SHORT PROBLEM:
Omit every picture and output the rest of the records exactly as they are.

SUPPLIED MATERIAL:
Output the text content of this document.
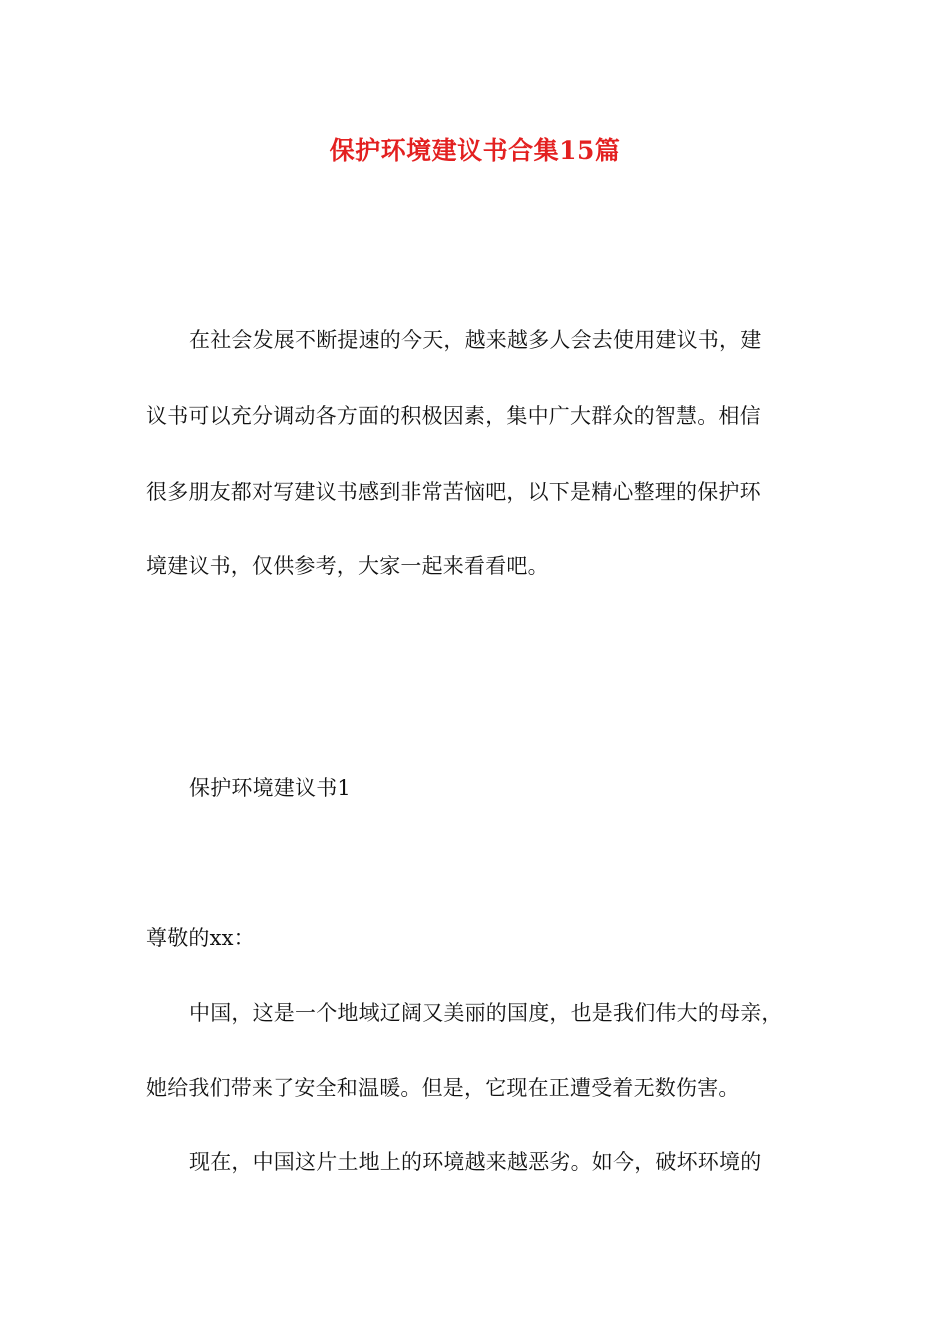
保护环境建议书合集15篇
在社会发展不断提速的今天，越来越多人会去使用建议书，建
议书可以充分调动各方面的积极因素，集中广大群众的智慧。相信
很多朋友都对写建议书感到非常苦恼吧，以下是精心整理的保护环
境建议书，仅供参考，大家一起来看看吧。
保护环境建议书1
尊敬的xx：
中国，这是一个地域辽阔又美丽的国度，也是我们伟大的母亲，
她给我们带来了安全和温暖。但是，它现在正遭受着无数伤害。
现在，中国这片土地上的环境越来越恶劣。如今，破坏环境的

ANSWER TO THE TASK:
Output the text content of this document.
保护环境建议书合集15篇
在社会发展不断提速的今天，越来越多人会去使用建议书，建
议书可以充分调动各方面的积极因素，集中广大群众的智慧。相信
很多朋友都对写建议书感到非常苦恼吧，以下是精心整理的保护环
境建议书，仅供参考，大家一起来看看吧。
保护环境建议书1
尊敬的xx：
中国，这是一个地域辽阔又美丽的国度，也是我们伟大的母亲，
她给我们带来了安全和温暖。但是，它现在正遭受着无数伤害。
现在，中国这片土地上的环境越来越恶劣。如今，破坏环境的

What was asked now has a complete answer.